▸ What is expected: List all lines of the data that include the string "lower".
>> Start Data provided
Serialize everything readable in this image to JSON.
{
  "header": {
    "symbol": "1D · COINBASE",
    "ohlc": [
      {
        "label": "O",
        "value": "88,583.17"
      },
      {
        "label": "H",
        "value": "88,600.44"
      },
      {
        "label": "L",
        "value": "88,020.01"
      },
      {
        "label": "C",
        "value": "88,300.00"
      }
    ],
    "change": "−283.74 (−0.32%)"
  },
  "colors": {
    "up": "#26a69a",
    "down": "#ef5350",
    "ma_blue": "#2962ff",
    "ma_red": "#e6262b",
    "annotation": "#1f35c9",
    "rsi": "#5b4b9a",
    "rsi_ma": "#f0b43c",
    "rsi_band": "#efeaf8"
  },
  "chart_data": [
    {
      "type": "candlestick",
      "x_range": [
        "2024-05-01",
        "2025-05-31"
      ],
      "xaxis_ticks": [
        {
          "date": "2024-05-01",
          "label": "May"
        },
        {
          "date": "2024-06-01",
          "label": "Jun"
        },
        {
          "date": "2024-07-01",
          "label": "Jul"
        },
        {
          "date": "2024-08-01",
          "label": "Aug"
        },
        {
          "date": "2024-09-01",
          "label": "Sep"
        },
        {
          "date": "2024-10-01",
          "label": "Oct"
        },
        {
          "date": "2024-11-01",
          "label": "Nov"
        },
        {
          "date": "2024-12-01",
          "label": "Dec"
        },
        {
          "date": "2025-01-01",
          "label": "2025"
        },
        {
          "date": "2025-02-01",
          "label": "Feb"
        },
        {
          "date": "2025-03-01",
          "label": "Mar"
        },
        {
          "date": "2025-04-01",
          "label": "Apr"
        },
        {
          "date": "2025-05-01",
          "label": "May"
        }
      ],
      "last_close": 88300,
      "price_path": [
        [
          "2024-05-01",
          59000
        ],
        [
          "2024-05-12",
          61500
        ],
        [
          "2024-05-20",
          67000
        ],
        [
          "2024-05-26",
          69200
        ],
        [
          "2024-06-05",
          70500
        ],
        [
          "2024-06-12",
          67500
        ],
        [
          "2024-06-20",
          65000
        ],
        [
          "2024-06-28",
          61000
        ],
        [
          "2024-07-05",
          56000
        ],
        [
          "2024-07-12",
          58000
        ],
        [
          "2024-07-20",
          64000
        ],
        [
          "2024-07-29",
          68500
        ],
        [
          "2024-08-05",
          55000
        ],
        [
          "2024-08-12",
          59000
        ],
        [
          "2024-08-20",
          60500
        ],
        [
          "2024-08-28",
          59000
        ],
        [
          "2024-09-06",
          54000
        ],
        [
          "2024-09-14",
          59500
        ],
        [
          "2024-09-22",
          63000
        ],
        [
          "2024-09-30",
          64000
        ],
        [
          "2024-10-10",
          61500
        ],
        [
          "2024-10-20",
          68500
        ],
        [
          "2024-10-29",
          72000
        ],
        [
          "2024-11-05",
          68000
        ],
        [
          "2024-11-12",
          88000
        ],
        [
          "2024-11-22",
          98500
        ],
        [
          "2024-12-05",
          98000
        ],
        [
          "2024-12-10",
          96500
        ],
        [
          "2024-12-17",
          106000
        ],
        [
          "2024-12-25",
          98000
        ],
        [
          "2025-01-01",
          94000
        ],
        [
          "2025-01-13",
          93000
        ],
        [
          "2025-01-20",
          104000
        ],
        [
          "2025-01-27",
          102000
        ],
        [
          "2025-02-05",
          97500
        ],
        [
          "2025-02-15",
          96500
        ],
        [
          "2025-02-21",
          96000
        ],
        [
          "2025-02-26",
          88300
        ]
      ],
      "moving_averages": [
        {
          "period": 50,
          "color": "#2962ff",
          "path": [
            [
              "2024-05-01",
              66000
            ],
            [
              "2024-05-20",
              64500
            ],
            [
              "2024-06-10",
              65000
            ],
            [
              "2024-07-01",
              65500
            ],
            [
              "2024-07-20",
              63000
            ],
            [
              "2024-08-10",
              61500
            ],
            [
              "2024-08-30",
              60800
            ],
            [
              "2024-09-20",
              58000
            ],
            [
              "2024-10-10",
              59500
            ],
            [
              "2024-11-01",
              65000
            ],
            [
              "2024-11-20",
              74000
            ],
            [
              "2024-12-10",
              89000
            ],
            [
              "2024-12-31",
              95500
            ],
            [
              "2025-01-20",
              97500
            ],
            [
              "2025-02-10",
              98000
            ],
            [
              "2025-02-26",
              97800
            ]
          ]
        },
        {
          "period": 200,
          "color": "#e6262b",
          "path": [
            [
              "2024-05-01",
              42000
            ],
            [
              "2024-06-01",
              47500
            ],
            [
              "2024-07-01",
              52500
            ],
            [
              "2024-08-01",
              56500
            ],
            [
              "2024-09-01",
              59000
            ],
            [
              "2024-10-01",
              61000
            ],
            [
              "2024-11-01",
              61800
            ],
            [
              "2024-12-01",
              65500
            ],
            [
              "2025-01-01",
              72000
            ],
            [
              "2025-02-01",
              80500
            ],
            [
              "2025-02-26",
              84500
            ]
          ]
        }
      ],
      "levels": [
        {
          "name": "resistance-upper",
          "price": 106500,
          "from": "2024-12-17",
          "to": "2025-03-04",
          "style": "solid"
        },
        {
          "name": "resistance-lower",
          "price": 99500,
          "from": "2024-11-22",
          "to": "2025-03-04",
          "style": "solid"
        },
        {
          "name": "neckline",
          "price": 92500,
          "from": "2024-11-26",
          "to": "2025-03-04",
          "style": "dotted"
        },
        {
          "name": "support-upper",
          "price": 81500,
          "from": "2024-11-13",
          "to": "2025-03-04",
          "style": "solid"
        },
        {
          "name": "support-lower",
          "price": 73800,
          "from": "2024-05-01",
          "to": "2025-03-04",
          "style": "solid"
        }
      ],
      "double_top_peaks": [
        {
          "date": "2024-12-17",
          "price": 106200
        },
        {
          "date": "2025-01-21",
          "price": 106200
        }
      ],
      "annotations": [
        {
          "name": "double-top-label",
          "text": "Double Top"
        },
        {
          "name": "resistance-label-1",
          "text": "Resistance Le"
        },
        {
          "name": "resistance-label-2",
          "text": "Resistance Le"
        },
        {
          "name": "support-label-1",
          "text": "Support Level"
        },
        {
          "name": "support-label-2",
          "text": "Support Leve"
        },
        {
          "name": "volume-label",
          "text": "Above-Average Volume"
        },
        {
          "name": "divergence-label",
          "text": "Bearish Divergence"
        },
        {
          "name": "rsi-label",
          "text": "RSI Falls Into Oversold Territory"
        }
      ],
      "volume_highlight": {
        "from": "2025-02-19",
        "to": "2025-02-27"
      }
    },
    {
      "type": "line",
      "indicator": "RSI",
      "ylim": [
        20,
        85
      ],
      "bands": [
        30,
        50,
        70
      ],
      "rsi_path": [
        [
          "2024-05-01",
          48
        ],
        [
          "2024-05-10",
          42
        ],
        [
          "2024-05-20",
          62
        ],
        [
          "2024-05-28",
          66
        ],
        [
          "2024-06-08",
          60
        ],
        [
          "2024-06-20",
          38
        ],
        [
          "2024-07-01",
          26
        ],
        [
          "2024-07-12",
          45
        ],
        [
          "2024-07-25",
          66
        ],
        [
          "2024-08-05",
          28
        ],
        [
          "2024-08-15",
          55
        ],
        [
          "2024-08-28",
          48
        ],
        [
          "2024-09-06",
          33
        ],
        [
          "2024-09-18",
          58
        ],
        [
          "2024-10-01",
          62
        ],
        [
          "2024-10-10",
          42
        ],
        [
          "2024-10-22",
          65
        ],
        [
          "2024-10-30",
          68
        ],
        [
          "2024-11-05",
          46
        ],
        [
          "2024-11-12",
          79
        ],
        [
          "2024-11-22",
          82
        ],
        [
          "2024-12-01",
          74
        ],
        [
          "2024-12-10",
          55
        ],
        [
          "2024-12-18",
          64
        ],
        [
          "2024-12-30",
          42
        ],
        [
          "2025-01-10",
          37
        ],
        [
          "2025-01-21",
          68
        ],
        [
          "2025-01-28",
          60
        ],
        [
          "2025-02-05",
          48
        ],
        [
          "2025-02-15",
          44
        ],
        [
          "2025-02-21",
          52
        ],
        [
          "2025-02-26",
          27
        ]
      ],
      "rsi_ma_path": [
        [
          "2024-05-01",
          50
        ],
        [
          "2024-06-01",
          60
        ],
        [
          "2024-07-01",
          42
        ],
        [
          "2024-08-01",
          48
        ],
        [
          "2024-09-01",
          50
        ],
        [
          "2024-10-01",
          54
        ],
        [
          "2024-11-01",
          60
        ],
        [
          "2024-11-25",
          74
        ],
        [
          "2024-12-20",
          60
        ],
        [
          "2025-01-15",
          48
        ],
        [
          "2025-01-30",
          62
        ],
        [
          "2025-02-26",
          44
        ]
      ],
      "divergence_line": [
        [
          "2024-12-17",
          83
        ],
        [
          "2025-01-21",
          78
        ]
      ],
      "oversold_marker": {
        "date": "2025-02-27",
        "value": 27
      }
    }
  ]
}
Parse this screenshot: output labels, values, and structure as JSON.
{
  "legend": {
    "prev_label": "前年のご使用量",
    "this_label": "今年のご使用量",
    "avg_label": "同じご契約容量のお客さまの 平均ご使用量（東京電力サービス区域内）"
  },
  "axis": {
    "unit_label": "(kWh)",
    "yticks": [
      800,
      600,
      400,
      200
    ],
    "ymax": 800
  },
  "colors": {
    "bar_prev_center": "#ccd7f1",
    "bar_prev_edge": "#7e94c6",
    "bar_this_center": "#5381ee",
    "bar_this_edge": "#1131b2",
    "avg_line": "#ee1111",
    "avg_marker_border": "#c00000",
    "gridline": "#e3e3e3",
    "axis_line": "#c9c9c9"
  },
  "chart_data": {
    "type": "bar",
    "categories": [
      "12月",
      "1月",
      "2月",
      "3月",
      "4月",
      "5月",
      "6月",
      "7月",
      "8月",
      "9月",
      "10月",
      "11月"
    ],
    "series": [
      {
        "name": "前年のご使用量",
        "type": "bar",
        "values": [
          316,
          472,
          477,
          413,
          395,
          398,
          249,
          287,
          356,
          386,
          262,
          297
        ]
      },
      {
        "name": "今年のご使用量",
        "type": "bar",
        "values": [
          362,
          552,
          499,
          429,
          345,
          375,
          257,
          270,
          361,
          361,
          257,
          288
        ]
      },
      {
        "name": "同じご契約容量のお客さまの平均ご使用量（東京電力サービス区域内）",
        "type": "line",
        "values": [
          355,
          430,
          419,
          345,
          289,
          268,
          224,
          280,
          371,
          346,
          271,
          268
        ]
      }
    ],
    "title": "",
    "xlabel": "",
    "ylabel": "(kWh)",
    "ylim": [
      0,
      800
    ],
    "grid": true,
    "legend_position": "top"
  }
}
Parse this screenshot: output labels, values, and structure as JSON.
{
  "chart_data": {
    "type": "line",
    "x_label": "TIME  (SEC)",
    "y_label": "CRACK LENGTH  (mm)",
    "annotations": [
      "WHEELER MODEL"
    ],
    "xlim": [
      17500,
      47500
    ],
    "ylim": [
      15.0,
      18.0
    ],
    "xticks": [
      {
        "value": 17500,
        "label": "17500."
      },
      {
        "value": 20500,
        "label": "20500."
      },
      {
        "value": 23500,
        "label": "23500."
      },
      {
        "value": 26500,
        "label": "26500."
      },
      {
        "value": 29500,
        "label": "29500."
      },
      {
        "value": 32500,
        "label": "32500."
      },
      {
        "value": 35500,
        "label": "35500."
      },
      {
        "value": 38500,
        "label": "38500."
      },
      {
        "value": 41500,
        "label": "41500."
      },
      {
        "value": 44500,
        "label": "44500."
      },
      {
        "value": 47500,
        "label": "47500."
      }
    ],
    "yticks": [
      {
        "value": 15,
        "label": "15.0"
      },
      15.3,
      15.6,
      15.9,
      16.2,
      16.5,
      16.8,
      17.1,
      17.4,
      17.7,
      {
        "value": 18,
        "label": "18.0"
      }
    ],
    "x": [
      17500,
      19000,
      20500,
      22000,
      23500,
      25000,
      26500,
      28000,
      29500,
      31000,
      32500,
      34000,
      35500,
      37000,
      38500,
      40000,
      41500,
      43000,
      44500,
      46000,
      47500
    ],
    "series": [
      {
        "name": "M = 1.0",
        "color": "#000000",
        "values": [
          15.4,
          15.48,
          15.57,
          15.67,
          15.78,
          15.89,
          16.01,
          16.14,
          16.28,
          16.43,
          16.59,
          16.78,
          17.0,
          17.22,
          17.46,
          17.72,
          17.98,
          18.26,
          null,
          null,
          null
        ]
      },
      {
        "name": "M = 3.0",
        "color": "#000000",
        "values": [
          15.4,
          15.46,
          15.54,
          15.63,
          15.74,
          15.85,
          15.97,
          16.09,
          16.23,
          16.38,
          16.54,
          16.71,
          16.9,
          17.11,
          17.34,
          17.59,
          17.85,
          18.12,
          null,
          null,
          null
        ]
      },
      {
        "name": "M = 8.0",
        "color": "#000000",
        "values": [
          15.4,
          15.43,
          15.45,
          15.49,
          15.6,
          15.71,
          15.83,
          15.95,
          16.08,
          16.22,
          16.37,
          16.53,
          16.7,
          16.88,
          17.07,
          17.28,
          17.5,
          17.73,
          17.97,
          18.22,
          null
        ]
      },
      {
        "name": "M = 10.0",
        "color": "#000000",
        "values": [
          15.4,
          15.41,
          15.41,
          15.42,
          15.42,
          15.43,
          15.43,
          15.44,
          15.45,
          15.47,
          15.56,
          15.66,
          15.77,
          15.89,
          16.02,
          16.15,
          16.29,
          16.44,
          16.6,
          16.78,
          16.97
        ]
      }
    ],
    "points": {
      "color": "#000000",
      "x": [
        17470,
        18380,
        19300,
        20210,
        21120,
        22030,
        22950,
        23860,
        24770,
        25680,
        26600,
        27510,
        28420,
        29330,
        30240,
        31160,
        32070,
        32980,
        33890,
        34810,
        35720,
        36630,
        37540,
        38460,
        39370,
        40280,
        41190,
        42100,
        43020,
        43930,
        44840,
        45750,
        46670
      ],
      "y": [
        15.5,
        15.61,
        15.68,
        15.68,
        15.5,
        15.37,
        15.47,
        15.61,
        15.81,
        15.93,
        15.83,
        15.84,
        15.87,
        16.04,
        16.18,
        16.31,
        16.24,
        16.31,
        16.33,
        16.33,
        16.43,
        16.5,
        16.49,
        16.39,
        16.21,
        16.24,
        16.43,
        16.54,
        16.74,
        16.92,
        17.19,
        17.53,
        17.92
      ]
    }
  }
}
>> End Data provided
▸ Solution for this problem:
          "name": "resistance-lower",
          "name": "support-lower",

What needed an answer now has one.